PROBLEM TO SOLVE
Work through the data line by line, gathering every line that has the word "time".

Dataset records on visual material
#####
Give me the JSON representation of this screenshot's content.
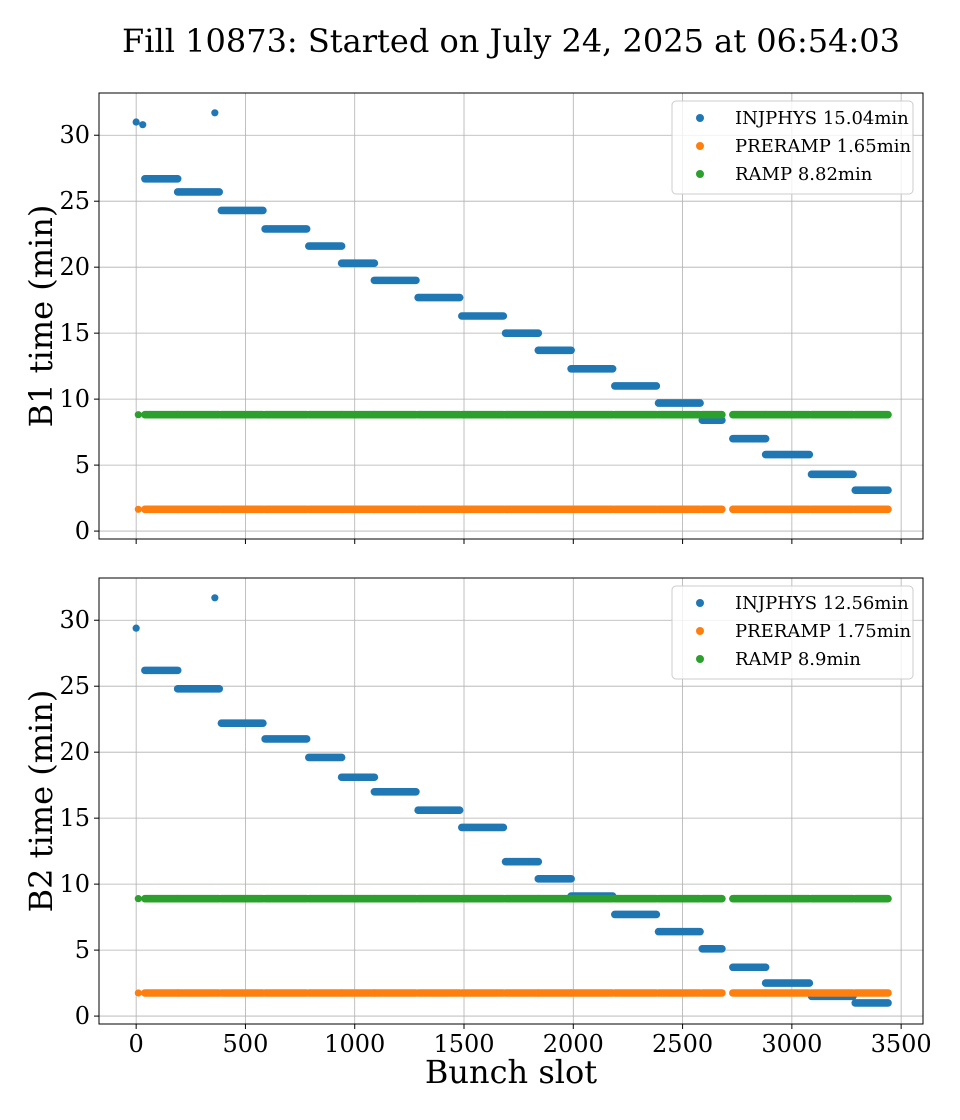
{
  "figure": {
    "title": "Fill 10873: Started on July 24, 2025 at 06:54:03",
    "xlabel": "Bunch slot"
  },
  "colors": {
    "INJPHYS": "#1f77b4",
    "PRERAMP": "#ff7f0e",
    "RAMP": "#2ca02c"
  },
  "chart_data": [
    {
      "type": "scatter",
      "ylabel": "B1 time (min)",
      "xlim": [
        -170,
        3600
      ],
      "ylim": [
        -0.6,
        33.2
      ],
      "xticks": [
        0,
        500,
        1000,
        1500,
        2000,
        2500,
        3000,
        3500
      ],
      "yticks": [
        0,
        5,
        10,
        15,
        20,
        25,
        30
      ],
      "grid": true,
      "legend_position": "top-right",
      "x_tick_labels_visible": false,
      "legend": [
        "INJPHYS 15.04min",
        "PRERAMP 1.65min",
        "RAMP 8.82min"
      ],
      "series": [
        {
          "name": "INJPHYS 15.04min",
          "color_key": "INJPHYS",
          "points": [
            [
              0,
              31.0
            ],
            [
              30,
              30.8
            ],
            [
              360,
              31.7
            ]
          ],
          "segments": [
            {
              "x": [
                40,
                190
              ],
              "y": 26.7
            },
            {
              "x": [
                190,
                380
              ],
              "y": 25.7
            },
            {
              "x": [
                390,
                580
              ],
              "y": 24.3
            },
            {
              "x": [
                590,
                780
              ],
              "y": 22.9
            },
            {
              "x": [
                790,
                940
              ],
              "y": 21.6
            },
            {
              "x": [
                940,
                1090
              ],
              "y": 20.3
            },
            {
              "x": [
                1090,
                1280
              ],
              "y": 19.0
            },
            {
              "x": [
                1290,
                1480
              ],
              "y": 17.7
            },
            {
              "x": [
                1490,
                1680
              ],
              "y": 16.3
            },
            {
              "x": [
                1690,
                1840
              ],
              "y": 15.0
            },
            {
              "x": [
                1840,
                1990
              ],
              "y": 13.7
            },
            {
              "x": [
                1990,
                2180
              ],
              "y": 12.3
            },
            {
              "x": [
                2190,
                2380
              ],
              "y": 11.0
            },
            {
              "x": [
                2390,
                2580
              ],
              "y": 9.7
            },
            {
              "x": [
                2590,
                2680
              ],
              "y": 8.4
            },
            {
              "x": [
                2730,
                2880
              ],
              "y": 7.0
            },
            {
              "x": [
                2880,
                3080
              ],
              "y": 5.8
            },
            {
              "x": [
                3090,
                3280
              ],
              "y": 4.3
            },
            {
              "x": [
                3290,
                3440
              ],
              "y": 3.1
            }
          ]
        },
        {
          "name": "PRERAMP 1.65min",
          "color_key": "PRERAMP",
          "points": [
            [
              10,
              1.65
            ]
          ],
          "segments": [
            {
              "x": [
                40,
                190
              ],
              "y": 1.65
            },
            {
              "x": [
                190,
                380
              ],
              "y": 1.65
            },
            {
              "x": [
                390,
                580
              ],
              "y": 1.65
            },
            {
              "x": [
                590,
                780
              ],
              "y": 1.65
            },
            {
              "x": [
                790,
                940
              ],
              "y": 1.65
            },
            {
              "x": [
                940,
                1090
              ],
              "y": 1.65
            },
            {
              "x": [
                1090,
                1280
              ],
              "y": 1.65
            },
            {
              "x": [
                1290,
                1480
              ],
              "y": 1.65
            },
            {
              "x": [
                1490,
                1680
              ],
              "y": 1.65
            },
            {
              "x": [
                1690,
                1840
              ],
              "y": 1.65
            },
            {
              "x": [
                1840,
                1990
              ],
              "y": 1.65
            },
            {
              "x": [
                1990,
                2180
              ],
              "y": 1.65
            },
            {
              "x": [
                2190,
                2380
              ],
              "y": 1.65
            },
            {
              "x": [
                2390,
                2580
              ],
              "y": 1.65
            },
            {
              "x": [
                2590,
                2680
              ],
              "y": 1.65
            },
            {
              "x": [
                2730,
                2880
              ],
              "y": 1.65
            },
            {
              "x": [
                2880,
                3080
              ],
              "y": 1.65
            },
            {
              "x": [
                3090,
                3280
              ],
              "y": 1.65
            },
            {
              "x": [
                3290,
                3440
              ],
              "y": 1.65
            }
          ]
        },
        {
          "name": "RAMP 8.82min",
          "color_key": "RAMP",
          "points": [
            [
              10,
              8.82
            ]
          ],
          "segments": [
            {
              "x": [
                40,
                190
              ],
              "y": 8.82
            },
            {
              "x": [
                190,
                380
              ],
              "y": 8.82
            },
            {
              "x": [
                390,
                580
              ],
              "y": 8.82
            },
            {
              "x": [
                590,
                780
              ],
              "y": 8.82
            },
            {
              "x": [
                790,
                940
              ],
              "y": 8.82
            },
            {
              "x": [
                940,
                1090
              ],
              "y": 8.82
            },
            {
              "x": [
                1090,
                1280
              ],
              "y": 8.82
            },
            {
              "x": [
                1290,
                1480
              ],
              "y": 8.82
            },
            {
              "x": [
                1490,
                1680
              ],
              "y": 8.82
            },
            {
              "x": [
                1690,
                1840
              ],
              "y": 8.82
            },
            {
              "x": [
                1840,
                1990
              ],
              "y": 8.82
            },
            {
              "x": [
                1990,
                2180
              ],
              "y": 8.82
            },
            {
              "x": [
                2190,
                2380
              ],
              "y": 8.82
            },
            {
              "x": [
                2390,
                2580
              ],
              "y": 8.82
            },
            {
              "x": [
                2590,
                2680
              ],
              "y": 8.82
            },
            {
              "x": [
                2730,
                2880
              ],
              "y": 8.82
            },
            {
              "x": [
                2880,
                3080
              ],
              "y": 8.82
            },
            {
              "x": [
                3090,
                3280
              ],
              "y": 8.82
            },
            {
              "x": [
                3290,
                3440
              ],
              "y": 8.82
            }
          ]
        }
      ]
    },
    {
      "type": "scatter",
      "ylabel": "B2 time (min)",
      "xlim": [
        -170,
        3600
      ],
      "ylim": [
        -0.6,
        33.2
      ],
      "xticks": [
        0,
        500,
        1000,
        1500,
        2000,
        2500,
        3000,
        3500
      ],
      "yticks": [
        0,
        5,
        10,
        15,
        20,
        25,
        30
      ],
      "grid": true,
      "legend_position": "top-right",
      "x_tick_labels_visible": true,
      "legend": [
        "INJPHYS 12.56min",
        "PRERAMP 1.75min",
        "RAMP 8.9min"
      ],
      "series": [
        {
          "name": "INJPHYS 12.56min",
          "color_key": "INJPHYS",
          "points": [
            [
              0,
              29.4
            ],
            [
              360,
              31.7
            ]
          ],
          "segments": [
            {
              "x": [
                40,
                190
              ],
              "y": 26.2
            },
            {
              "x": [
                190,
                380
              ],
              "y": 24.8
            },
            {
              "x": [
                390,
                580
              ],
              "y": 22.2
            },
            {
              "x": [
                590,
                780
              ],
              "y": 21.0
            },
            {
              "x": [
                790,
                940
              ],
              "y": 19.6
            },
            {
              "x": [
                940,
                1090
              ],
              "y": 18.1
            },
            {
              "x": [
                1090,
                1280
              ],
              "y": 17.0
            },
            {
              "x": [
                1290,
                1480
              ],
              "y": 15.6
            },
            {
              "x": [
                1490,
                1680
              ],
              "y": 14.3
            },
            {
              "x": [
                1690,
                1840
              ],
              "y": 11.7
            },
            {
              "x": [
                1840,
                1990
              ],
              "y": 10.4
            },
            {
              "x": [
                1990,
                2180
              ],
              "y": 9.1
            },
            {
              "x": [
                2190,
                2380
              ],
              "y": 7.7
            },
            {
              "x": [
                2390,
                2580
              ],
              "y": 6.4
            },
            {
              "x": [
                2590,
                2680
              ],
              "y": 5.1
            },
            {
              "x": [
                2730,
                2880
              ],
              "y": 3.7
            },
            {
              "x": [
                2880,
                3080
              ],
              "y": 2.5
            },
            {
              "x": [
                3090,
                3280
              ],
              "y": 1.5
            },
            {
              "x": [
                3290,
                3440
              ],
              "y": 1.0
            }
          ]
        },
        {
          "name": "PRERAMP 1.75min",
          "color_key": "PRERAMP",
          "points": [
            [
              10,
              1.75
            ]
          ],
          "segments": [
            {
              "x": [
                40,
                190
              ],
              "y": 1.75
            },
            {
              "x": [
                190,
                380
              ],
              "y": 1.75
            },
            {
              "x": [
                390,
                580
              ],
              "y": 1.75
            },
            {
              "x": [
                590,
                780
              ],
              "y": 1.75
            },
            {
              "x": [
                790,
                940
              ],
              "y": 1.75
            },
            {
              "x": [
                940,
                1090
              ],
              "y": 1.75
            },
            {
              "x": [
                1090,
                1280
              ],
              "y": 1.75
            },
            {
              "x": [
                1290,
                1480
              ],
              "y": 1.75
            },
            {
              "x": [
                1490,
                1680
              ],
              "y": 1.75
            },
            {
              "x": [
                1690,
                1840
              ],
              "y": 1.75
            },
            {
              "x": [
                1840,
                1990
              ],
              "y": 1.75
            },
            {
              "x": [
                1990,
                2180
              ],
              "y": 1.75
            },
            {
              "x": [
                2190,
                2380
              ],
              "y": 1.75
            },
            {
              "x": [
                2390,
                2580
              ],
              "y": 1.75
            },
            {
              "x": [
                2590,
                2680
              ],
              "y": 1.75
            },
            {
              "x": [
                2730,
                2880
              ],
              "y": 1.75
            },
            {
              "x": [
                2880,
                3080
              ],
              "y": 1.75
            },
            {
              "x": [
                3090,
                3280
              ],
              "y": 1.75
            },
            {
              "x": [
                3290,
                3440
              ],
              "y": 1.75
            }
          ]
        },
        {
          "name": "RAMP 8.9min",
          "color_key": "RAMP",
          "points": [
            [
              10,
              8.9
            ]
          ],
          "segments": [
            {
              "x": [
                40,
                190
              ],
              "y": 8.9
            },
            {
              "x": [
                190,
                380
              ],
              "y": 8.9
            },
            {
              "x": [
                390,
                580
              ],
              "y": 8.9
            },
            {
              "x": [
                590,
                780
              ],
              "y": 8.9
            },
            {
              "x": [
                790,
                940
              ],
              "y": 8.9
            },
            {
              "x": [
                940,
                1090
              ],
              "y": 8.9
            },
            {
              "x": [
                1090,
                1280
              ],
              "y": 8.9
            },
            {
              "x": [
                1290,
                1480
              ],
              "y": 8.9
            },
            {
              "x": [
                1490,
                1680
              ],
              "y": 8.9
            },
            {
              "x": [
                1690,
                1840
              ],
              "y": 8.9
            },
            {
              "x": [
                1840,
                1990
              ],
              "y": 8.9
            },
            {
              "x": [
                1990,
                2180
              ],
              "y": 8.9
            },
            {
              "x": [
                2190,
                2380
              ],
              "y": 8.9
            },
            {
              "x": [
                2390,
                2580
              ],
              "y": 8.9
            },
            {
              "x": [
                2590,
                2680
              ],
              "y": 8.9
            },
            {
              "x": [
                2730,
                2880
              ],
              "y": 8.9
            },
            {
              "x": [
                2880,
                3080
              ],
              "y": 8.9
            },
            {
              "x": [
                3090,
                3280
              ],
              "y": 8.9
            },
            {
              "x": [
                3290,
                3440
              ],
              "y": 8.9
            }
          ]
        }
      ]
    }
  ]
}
#####
TASK RESULT
      "ylabel": "B1 time (min)",
      "ylabel": "B2 time (min)",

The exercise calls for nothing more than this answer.